** START PROVIDED DATA **
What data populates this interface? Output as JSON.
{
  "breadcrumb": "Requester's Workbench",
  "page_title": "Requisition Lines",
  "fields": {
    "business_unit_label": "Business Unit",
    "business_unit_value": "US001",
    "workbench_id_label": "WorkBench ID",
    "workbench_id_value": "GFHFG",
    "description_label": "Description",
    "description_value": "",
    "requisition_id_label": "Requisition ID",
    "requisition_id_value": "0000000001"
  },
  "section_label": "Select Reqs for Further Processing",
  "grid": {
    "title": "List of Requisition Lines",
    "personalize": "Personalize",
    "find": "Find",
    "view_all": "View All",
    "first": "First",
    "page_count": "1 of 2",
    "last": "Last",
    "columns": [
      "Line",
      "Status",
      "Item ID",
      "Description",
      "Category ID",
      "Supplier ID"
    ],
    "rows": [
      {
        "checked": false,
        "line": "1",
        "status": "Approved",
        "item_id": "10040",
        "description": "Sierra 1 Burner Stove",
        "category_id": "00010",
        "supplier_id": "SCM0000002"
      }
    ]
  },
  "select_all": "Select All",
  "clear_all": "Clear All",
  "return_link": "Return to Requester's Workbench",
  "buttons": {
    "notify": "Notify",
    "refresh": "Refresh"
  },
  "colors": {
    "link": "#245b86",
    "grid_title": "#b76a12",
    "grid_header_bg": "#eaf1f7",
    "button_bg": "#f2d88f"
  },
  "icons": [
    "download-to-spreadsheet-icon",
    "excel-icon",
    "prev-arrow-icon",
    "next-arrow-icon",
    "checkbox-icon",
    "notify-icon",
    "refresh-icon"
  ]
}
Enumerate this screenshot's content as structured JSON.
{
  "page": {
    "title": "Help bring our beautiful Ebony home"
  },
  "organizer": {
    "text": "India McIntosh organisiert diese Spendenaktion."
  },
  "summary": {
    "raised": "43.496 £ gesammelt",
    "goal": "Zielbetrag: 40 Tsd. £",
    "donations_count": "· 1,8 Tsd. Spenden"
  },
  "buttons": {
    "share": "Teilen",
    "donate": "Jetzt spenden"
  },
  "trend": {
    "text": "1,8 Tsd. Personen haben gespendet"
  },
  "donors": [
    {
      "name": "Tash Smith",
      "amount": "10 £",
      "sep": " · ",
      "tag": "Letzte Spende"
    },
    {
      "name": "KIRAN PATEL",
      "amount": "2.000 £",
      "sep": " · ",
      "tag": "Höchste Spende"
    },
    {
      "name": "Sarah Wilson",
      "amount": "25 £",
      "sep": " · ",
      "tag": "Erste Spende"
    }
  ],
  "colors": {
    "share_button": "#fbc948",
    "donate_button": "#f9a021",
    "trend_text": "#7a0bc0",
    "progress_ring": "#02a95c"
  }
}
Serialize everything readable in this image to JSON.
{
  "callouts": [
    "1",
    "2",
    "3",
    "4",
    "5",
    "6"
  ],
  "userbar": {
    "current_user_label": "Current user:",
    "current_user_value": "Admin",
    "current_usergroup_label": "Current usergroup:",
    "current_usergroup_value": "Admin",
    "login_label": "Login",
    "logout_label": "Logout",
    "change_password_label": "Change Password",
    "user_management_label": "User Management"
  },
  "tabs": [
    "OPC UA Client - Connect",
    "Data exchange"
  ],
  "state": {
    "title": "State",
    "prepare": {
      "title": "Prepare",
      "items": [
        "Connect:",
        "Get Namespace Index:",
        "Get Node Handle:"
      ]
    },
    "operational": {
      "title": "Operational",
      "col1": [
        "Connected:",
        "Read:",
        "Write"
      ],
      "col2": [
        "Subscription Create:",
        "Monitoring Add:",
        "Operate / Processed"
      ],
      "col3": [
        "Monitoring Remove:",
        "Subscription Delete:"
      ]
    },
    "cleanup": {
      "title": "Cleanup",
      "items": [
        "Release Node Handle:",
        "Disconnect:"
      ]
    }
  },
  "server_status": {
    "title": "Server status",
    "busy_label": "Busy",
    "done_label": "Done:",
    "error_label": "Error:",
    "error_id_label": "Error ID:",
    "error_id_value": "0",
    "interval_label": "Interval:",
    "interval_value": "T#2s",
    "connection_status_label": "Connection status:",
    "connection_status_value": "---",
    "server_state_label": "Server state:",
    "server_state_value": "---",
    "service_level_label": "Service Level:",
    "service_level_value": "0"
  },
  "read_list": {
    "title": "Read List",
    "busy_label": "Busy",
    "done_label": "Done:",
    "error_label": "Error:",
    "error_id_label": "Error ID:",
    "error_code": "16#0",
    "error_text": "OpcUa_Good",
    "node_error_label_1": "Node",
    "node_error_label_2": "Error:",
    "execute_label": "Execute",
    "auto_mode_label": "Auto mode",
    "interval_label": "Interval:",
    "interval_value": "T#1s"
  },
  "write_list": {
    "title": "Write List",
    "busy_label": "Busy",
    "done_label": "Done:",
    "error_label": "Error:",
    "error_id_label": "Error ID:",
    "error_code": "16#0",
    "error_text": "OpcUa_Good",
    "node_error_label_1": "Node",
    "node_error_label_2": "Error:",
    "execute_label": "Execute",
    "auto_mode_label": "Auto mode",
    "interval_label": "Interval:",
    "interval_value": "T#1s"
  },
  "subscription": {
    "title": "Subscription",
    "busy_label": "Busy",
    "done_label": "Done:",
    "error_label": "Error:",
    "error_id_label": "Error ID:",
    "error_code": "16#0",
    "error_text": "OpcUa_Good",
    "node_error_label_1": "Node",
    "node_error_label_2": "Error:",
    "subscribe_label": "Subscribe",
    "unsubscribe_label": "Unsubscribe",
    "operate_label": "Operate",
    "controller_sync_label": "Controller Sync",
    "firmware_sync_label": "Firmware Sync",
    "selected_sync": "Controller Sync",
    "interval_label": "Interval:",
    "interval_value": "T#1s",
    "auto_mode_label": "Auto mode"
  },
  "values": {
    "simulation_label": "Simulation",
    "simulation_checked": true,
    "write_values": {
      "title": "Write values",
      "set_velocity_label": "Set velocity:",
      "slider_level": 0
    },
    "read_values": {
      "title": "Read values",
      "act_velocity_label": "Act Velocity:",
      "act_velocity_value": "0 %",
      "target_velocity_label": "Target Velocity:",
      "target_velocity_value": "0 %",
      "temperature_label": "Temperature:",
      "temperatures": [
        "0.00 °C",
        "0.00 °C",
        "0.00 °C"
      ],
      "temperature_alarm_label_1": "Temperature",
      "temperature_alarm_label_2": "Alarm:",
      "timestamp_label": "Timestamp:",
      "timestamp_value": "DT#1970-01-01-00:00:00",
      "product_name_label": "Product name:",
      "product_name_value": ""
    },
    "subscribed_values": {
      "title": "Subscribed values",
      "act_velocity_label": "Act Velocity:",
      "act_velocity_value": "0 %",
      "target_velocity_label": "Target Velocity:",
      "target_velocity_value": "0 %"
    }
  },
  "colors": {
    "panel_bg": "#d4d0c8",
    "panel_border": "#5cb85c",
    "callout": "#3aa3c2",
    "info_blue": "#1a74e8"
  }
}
** END PROVIDED DATA **
GOAL:
Retype each record exactly, leaving nothing out.

ANSWER:
What data populates this interface? Output as JSON.
{
  "breadcrumb": "Requester's Workbench",
  "page_title": "Requisition Lines",
  "fields": {
    "business_unit_label": "Business Unit",
    "business_unit_value": "US001",
    "workbench_id_label": "WorkBench ID",
    "workbench_id_value": "GFHFG",
    "description_label": "Description",
    "description_value": "",
    "requisition_id_label": "Requisition ID",
    "requisition_id_value": "0000000001"
  },
  "section_label": "Select Reqs for Further Processing",
  "grid": {
    "title": "List of Requisition Lines",
    "personalize": "Personalize",
    "find": "Find",
    "view_all": "View All",
    "first": "First",
    "page_count": "1 of 2",
    "last": "Last",
    "columns": [
      "Line",
      "Status",
      "Item ID",
      "Description",
      "Category ID",
      "Supplier ID"
    ],
    "rows": [
      {
        "checked": false,
        "line": "1",
        "status": "Approved",
        "item_id": "10040",
        "description": "Sierra 1 Burner Stove",
        "category_id": "00010",
        "supplier_id": "SCM0000002"
      }
    ]
  },
  "select_all": "Select All",
  "clear_all": "Clear All",
  "return_link": "Return to Requester's Workbench",
  "buttons": {
    "notify": "Notify",
    "refresh": "Refresh"
  },
  "colors": {
    "link": "#245b86",
    "grid_title": "#b76a12",
    "grid_header_bg": "#eaf1f7",
    "button_bg": "#f2d88f"
  },
  "icons": [
    "download-to-spreadsheet-icon",
    "excel-icon",
    "prev-arrow-icon",
    "next-arrow-icon",
    "checkbox-icon",
    "notify-icon",
    "refresh-icon"
  ]
}
Enumerate this screenshot's content as structured JSON.
{
  "page": {
    "title": "Help bring our beautiful Ebony home"
  },
  "organizer": {
    "text": "India McIntosh organisiert diese Spendenaktion."
  },
  "summary": {
    "raised": "43.496 £ gesammelt",
    "goal": "Zielbetrag: 40 Tsd. £",
    "donations_count": "· 1,8 Tsd. Spenden"
  },
  "buttons": {
    "share": "Teilen",
    "donate": "Jetzt spenden"
  },
  "trend": {
    "text": "1,8 Tsd. Personen haben gespendet"
  },
  "donors": [
    {
      "name": "Tash Smith",
      "amount": "10 £",
      "sep": " · ",
      "tag": "Letzte Spende"
    },
    {
      "name": "KIRAN PATEL",
      "amount": "2.000 £",
      "sep": " · ",
      "tag": "Höchste Spende"
    },
    {
      "name": "Sarah Wilson",
      "amount": "25 £",
      "sep": " · ",
      "tag": "Erste Spende"
    }
  ],
  "colors": {
    "share_button": "#fbc948",
    "donate_button": "#f9a021",
    "trend_text": "#7a0bc0",
    "progress_ring": "#02a95c"
  }
}
Serialize everything readable in this image to JSON.
{
  "callouts": [
    "1",
    "2",
    "3",
    "4",
    "5",
    "6"
  ],
  "userbar": {
    "current_user_label": "Current user:",
    "current_user_value": "Admin",
    "current_usergroup_label": "Current usergroup:",
    "current_usergroup_value": "Admin",
    "login_label": "Login",
    "logout_label": "Logout",
    "change_password_label": "Change Password",
    "user_management_label": "User Management"
  },
  "tabs": [
    "OPC UA Client - Connect",
    "Data exchange"
  ],
  "state": {
    "title": "State",
    "prepare": {
      "title": "Prepare",
      "items": [
        "Connect:",
        "Get Namespace Index:",
        "Get Node Handle:"
      ]
    },
    "operational": {
      "title": "Operational",
      "col1": [
        "Connected:",
        "Read:",
        "Write"
      ],
      "col2": [
        "Subscription Create:",
        "Monitoring Add:",
        "Operate / Processed"
      ],
      "col3": [
        "Monitoring Remove:",
        "Subscription Delete:"
      ]
    },
    "cleanup": {
      "title": "Cleanup",
      "items": [
        "Release Node Handle:",
        "Disconnect:"
      ]
    }
  },
  "server_status": {
    "title": "Server status",
    "busy_label": "Busy",
    "done_label": "Done:",
    "error_label": "Error:",
    "error_id_label": "Error ID:",
    "error_id_value": "0",
    "interval_label": "Interval:",
    "interval_value": "T#2s",
    "connection_status_label": "Connection status:",
    "connection_status_value": "---",
    "server_state_label": "Server state:",
    "server_state_value": "---",
    "service_level_label": "Service Level:",
    "service_level_value": "0"
  },
  "read_list": {
    "title": "Read List",
    "busy_label": "Busy",
    "done_label": "Done:",
    "error_label": "Error:",
    "error_id_label": "Error ID:",
    "error_code": "16#0",
    "error_text": "OpcUa_Good",
    "node_error_label_1": "Node",
    "node_error_label_2": "Error:",
    "execute_label": "Execute",
    "auto_mode_label": "Auto mode",
    "interval_label": "Interval:",
    "interval_value": "T#1s"
  },
  "write_list": {
    "title": "Write List",
    "busy_label": "Busy",
    "done_label": "Done:",
    "error_label": "Error:",
    "error_id_label": "Error ID:",
    "error_code": "16#0",
    "error_text": "OpcUa_Good",
    "node_error_label_1": "Node",
    "node_error_label_2": "Error:",
    "execute_label": "Execute",
    "auto_mode_label": "Auto mode",
    "interval_label": "Interval:",
    "interval_value": "T#1s"
  },
  "subscription": {
    "title": "Subscription",
    "busy_label": "Busy",
    "done_label": "Done:",
    "error_label": "Error:",
    "error_id_label": "Error ID:",
    "error_code": "16#0",
    "error_text": "OpcUa_Good",
    "node_error_label_1": "Node",
    "node_error_label_2": "Error:",
    "subscribe_label": "Subscribe",
    "unsubscribe_label": "Unsubscribe",
    "operate_label": "Operate",
    "controller_sync_label": "Controller Sync",
    "firmware_sync_label": "Firmware Sync",
    "selected_sync": "Controller Sync",
    "interval_label": "Interval:",
    "interval_value": "T#1s",
    "auto_mode_label": "Auto mode"
  },
  "values": {
    "simulation_label": "Simulation",
    "simulation_checked": true,
    "write_values": {
      "title": "Write values",
      "set_velocity_label": "Set velocity:",
      "slider_level": 0
    },
    "read_values": {
      "title": "Read values",
      "act_velocity_label": "Act Velocity:",
      "act_velocity_value": "0 %",
      "target_velocity_label": "Target Velocity:",
      "target_velocity_value": "0 %",
      "temperature_label": "Temperature:",
      "temperatures": [
        "0.00 °C",
        "0.00 °C",
        "0.00 °C"
      ],
      "temperature_alarm_label_1": "Temperature",
      "temperature_alarm_label_2": "Alarm:",
      "timestamp_label": "Timestamp:",
      "timestamp_value": "DT#1970-01-01-00:00:00",
      "product_name_label": "Product name:",
      "product_name_value": ""
    },
    "subscribed_values": {
      "title": "Subscribed values",
      "act_velocity_label": "Act Velocity:",
      "act_velocity_value": "0 %",
      "target_velocity_label": "Target Velocity:",
      "target_velocity_value": "0 %"
    }
  },
  "colors": {
    "panel_bg": "#d4d0c8",
    "panel_border": "#5cb85c",
    "callout": "#3aa3c2",
    "info_blue": "#1a74e8"
  }
}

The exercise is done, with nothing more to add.